WORK TO DO: Give the listing below again in full, exactly as written.
***
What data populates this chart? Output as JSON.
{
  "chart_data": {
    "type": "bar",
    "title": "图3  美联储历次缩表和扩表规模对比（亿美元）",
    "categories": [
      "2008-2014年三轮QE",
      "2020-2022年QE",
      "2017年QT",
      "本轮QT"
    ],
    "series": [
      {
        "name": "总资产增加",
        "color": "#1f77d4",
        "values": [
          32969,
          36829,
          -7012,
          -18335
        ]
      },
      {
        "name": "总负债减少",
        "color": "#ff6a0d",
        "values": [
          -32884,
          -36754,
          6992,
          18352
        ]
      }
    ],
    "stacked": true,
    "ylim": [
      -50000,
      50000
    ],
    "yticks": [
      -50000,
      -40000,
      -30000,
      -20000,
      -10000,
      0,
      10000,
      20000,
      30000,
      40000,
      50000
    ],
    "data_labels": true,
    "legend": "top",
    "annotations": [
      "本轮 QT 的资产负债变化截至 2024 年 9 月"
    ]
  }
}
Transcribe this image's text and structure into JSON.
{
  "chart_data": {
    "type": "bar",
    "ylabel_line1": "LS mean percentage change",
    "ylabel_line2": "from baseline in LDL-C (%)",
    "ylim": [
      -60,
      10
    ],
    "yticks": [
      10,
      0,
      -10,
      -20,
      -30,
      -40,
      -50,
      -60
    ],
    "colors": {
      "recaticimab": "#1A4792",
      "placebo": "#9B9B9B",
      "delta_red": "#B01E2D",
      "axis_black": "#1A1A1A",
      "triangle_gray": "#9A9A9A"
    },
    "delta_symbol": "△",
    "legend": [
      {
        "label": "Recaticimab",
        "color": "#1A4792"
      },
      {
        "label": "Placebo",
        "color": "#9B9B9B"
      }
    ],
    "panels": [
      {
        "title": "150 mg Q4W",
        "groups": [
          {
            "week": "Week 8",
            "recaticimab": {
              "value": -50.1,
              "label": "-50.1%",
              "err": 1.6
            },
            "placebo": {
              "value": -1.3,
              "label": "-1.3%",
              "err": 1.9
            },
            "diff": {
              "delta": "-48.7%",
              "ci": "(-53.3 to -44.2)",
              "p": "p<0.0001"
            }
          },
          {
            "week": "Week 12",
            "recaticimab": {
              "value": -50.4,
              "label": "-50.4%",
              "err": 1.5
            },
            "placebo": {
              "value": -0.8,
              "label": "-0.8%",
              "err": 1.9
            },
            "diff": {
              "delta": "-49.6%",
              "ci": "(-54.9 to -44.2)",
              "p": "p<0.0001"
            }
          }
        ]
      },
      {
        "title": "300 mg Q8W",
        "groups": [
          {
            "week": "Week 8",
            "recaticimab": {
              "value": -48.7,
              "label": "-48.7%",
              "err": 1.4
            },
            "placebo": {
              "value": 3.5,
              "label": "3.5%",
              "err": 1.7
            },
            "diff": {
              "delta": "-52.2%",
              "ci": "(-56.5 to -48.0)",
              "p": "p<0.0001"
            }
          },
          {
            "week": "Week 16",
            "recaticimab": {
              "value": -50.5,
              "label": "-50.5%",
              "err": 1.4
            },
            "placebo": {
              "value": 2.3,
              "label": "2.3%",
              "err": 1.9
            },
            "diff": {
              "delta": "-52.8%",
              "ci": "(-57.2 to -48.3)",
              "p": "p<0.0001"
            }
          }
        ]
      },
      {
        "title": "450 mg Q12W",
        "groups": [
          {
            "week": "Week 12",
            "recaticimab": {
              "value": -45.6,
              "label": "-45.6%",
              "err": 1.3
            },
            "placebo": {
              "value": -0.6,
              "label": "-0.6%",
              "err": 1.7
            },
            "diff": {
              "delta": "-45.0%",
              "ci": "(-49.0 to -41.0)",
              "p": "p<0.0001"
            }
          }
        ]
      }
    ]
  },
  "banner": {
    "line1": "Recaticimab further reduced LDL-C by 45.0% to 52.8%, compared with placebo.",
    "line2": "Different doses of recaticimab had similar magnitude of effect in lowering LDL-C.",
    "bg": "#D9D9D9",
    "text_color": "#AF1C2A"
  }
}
***
ANSWER IN FULL:
What data populates this chart? Output as JSON.
{
  "chart_data": {
    "type": "bar",
    "title": "图3  美联储历次缩表和扩表规模对比（亿美元）",
    "categories": [
      "2008-2014年三轮QE",
      "2020-2022年QE",
      "2017年QT",
      "本轮QT"
    ],
    "series": [
      {
        "name": "总资产增加",
        "color": "#1f77d4",
        "values": [
          32969,
          36829,
          -7012,
          -18335
        ]
      },
      {
        "name": "总负债减少",
        "color": "#ff6a0d",
        "values": [
          -32884,
          -36754,
          6992,
          18352
        ]
      }
    ],
    "stacked": true,
    "ylim": [
      -50000,
      50000
    ],
    "yticks": [
      -50000,
      -40000,
      -30000,
      -20000,
      -10000,
      0,
      10000,
      20000,
      30000,
      40000,
      50000
    ],
    "data_labels": true,
    "legend": "top",
    "annotations": [
      "本轮 QT 的资产负债变化截至 2024 年 9 月"
    ]
  }
}
Transcribe this image's text and structure into JSON.
{
  "chart_data": {
    "type": "bar",
    "ylabel_line1": "LS mean percentage change",
    "ylabel_line2": "from baseline in LDL-C (%)",
    "ylim": [
      -60,
      10
    ],
    "yticks": [
      10,
      0,
      -10,
      -20,
      -30,
      -40,
      -50,
      -60
    ],
    "colors": {
      "recaticimab": "#1A4792",
      "placebo": "#9B9B9B",
      "delta_red": "#B01E2D",
      "axis_black": "#1A1A1A",
      "triangle_gray": "#9A9A9A"
    },
    "delta_symbol": "△",
    "legend": [
      {
        "label": "Recaticimab",
        "color": "#1A4792"
      },
      {
        "label": "Placebo",
        "color": "#9B9B9B"
      }
    ],
    "panels": [
      {
        "title": "150 mg Q4W",
        "groups": [
          {
            "week": "Week 8",
            "recaticimab": {
              "value": -50.1,
              "label": "-50.1%",
              "err": 1.6
            },
            "placebo": {
              "value": -1.3,
              "label": "-1.3%",
              "err": 1.9
            },
            "diff": {
              "delta": "-48.7%",
              "ci": "(-53.3 to -44.2)",
              "p": "p<0.0001"
            }
          },
          {
            "week": "Week 12",
            "recaticimab": {
              "value": -50.4,
              "label": "-50.4%",
              "err": 1.5
            },
            "placebo": {
              "value": -0.8,
              "label": "-0.8%",
              "err": 1.9
            },
            "diff": {
              "delta": "-49.6%",
              "ci": "(-54.9 to -44.2)",
              "p": "p<0.0001"
            }
          }
        ]
      },
      {
        "title": "300 mg Q8W",
        "groups": [
          {
            "week": "Week 8",
            "recaticimab": {
              "value": -48.7,
              "label": "-48.7%",
              "err": 1.4
            },
            "placebo": {
              "value": 3.5,
              "label": "3.5%",
              "err": 1.7
            },
            "diff": {
              "delta": "-52.2%",
              "ci": "(-56.5 to -48.0)",
              "p": "p<0.0001"
            }
          },
          {
            "week": "Week 16",
            "recaticimab": {
              "value": -50.5,
              "label": "-50.5%",
              "err": 1.4
            },
            "placebo": {
              "value": 2.3,
              "label": "2.3%",
              "err": 1.9
            },
            "diff": {
              "delta": "-52.8%",
              "ci": "(-57.2 to -48.3)",
              "p": "p<0.0001"
            }
          }
        ]
      },
      {
        "title": "450 mg Q12W",
        "groups": [
          {
            "week": "Week 12",
            "recaticimab": {
              "value": -45.6,
              "label": "-45.6%",
              "err": 1.3
            },
            "placebo": {
              "value": -0.6,
              "label": "-0.6%",
              "err": 1.7
            },
            "diff": {
              "delta": "-45.0%",
              "ci": "(-49.0 to -41.0)",
              "p": "p<0.0001"
            }
          }
        ]
      }
    ]
  },
  "banner": {
    "line1": "Recaticimab further reduced LDL-C by 45.0% to 52.8%, compared with placebo.",
    "line2": "Different doses of recaticimab had similar magnitude of effect in lowering LDL-C.",
    "bg": "#D9D9D9",
    "text_color": "#AF1C2A"
  }
}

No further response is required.